**Exercise details**
Return each line holding the string "part".

* Start Material *

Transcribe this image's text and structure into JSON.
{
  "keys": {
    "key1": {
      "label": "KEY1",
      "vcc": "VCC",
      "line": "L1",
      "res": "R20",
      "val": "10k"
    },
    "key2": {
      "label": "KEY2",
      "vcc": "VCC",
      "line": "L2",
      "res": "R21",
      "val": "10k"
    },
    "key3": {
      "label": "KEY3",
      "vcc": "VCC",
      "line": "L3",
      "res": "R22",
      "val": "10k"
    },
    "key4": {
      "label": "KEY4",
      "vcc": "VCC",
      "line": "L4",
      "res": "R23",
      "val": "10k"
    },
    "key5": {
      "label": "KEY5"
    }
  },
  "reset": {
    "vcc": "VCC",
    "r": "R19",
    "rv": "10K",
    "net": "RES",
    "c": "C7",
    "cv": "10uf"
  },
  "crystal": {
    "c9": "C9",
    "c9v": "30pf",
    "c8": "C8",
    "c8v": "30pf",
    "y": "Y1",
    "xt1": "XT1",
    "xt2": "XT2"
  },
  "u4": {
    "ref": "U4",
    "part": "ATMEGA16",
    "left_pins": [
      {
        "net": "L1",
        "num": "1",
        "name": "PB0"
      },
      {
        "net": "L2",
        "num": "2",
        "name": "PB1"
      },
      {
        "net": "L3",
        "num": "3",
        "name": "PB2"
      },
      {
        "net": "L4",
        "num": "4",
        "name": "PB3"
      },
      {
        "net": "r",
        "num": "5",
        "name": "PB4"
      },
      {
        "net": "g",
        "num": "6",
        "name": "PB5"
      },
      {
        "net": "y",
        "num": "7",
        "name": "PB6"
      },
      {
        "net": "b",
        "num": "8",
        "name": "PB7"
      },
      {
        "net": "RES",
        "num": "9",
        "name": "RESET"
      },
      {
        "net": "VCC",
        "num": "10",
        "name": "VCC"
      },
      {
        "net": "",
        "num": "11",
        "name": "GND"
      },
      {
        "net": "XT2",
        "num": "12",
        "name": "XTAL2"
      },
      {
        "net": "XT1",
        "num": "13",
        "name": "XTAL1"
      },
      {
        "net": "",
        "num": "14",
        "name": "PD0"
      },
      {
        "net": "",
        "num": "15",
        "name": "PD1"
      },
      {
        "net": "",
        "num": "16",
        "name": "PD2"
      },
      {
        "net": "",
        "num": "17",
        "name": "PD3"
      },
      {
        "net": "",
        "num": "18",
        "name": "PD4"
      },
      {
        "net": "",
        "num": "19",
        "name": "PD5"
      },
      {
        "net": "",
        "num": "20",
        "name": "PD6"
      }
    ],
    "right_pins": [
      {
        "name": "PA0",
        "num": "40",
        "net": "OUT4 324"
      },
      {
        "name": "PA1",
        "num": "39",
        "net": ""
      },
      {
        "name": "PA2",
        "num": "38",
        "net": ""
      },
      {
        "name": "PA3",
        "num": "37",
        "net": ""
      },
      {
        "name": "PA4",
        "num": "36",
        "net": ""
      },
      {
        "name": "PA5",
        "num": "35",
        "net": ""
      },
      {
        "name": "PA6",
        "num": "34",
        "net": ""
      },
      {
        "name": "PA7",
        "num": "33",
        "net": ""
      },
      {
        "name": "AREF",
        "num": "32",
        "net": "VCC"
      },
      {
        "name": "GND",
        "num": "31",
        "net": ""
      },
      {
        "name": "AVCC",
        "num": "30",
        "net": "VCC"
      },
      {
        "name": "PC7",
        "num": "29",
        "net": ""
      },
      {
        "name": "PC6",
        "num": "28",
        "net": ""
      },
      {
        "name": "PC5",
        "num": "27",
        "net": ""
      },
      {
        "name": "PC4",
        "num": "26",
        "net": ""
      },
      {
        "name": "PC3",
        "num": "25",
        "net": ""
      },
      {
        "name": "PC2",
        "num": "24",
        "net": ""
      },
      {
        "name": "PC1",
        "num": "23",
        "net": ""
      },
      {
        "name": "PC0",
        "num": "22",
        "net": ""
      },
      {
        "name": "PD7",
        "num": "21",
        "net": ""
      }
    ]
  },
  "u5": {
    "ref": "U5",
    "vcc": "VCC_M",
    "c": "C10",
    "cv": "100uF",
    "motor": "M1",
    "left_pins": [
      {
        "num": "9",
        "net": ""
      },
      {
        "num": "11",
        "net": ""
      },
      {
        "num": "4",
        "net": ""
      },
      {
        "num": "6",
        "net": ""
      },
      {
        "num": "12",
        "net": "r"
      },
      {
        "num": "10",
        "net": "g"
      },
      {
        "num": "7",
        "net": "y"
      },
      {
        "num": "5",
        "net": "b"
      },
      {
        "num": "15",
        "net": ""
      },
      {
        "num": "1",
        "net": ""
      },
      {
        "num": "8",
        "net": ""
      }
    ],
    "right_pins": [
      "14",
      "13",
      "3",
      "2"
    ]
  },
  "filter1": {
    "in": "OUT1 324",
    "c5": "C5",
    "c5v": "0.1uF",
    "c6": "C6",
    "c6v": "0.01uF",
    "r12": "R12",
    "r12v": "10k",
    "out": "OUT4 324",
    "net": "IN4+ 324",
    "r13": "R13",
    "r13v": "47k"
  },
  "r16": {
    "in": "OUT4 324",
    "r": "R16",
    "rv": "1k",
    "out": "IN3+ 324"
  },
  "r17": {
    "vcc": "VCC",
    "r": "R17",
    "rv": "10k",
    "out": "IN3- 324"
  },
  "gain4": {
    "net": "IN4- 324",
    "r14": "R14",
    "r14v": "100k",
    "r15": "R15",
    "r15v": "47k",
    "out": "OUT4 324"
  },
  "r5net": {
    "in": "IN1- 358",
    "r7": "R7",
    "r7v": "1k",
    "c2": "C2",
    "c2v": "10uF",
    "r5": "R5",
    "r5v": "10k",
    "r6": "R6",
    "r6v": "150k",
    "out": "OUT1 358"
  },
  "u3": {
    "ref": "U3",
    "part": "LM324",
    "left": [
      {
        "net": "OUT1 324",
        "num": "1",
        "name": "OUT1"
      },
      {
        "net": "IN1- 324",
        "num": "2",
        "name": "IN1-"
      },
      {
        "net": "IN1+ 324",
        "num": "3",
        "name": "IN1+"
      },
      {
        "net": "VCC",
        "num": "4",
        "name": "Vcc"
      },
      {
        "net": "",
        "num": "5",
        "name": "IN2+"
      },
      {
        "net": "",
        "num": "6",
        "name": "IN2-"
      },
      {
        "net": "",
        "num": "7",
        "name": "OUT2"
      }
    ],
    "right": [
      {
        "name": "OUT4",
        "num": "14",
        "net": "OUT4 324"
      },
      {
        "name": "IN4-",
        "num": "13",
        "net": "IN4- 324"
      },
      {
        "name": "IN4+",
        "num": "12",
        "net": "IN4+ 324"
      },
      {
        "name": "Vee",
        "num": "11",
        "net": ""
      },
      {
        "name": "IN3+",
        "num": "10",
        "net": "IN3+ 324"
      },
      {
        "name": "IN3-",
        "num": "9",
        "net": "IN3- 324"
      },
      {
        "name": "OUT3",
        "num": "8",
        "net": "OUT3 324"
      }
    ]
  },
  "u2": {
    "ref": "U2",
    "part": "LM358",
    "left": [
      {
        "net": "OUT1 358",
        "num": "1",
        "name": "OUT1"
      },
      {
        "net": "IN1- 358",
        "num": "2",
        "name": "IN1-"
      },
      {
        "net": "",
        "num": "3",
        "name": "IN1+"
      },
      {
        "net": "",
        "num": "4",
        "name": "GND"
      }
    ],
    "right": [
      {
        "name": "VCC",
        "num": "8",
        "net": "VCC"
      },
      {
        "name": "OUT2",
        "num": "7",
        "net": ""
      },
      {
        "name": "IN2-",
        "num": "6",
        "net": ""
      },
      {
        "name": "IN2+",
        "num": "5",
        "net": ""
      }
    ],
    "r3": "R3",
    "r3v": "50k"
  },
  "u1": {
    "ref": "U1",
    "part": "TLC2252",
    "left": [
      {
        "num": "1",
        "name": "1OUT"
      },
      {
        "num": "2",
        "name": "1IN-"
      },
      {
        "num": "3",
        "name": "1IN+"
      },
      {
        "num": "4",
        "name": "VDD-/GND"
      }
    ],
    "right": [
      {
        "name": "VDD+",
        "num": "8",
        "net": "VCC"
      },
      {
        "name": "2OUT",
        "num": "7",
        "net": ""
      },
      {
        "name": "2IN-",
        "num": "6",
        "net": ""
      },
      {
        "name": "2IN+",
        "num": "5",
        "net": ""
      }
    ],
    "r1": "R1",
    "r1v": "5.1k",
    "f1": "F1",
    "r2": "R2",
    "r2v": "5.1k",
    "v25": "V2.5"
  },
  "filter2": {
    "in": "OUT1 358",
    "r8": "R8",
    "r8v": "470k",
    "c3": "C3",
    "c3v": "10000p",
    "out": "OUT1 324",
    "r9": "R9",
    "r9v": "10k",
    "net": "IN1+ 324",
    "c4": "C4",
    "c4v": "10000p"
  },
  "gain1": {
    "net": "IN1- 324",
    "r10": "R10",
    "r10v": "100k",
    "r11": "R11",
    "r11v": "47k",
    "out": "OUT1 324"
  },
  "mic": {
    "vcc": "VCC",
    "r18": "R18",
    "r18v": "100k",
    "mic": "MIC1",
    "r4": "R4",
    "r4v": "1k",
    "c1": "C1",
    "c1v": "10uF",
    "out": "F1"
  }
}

* End Material *

**Result for this exercise**
    "part": "ATMEGA16",
    "part": "LM324",
    "part": "LM358",
    "part": "TLC2252",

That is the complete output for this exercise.